* [EXERCISE]:
Return each line of the data below verbatim; pictures are to be left out.

Entries from a visual dataset
────────────────

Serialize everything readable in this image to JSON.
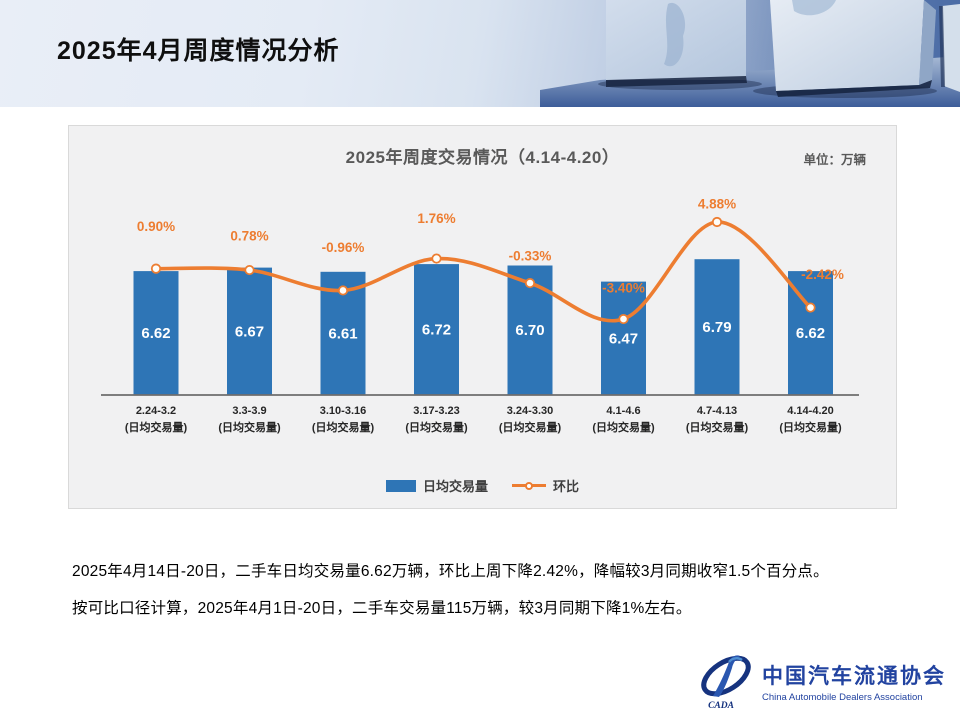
{
  "slide": {
    "title": "2025年4月周度情况分析",
    "body_lines": [
      "2025年4月14日-20日，二手车日均交易量6.62万辆，环比上周下降2.42%，降幅较3月同期收窄1.5个百分点。",
      "按可比口径计算，2025年4月1日-20日，二手车交易量115万辆，较3月同期下降1%左右。"
    ]
  },
  "chart": {
    "title": "2025年周度交易情况（4.14-4.20）",
    "unit_label": "单位：万辆",
    "legend": [
      {
        "label": "日均交易量"
      },
      {
        "label": "环比"
      }
    ]
  },
  "chart_data": {
    "type": "bar",
    "title": "2025年周度交易情况（4.14-4.20）",
    "unit": "万辆",
    "categories": [
      "2.24-3.2",
      "3.3-3.9",
      "3.10-3.16",
      "3.17-3.23",
      "3.24-3.30",
      "4.1-4.6",
      "4.7-4.13",
      "4.14-4.20"
    ],
    "category_sublabel": "(日均交易量)",
    "series": [
      {
        "name": "日均交易量",
        "type": "bar",
        "color": "#2E75B6",
        "values": [
          6.62,
          6.67,
          6.61,
          6.72,
          6.7,
          6.47,
          6.79,
          6.62
        ],
        "value_labels": [
          "6.62",
          "6.67",
          "6.61",
          "6.72",
          "6.70",
          "6.47",
          "6.79",
          "6.62"
        ]
      },
      {
        "name": "环比",
        "type": "line",
        "color": "#ED7D31",
        "values": [
          0.9,
          0.78,
          -0.96,
          1.76,
          -0.33,
          -3.4,
          4.88,
          -2.42
        ],
        "labels": [
          "0.90%",
          "0.78%",
          "-0.96%",
          "1.76%",
          "-0.33%",
          "-3.40%",
          "4.88%",
          "-2.42%"
        ]
      }
    ],
    "bar_axis_range": [
      4.85,
      7.2
    ],
    "line_axis_unit": "%",
    "grid": false,
    "value_axis_hidden": true,
    "legend_position": "bottom"
  },
  "footer_logo": {
    "name_cn": "中国汽车流通协会",
    "name_en": "China Automobile Dealers Association",
    "monogram": "CADA"
  },
  "colors": {
    "bar_blue": "#2E75B6",
    "line_orange": "#ED7D31",
    "panel_bg": "#F1F1F2",
    "logo_blue": "#2243A0",
    "title_gray": "#595959"
  }
}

────────────────

* [RESPONSE]:
Serialize everything readable in this image to JSON.
{
  "slide": {
    "title": "2025年4月周度情况分析",
    "body_lines": [
      "2025年4月14日-20日，二手车日均交易量6.62万辆，环比上周下降2.42%，降幅较3月同期收窄1.5个百分点。",
      "按可比口径计算，2025年4月1日-20日，二手车交易量115万辆，较3月同期下降1%左右。"
    ]
  },
  "chart": {
    "title": "2025年周度交易情况（4.14-4.20）",
    "unit_label": "单位：万辆",
    "legend": [
      {
        "label": "日均交易量"
      },
      {
        "label": "环比"
      }
    ]
  },
  "chart_data": {
    "type": "bar",
    "title": "2025年周度交易情况（4.14-4.20）",
    "unit": "万辆",
    "categories": [
      "2.24-3.2",
      "3.3-3.9",
      "3.10-3.16",
      "3.17-3.23",
      "3.24-3.30",
      "4.1-4.6",
      "4.7-4.13",
      "4.14-4.20"
    ],
    "category_sublabel": "(日均交易量)",
    "series": [
      {
        "name": "日均交易量",
        "type": "bar",
        "color": "#2E75B6",
        "values": [
          6.62,
          6.67,
          6.61,
          6.72,
          6.7,
          6.47,
          6.79,
          6.62
        ],
        "value_labels": [
          "6.62",
          "6.67",
          "6.61",
          "6.72",
          "6.70",
          "6.47",
          "6.79",
          "6.62"
        ]
      },
      {
        "name": "环比",
        "type": "line",
        "color": "#ED7D31",
        "values": [
          0.9,
          0.78,
          -0.96,
          1.76,
          -0.33,
          -3.4,
          4.88,
          -2.42
        ],
        "labels": [
          "0.90%",
          "0.78%",
          "-0.96%",
          "1.76%",
          "-0.33%",
          "-3.40%",
          "4.88%",
          "-2.42%"
        ]
      }
    ],
    "bar_axis_range": [
      4.85,
      7.2
    ],
    "line_axis_unit": "%",
    "grid": false,
    "value_axis_hidden": true,
    "legend_position": "bottom"
  },
  "footer_logo": {
    "name_cn": "中国汽车流通协会",
    "name_en": "China Automobile Dealers Association",
    "monogram": "CADA"
  },
  "colors": {
    "bar_blue": "#2E75B6",
    "line_orange": "#ED7D31",
    "panel_bg": "#F1F1F2",
    "logo_blue": "#2243A0",
    "title_gray": "#595959"
  }
}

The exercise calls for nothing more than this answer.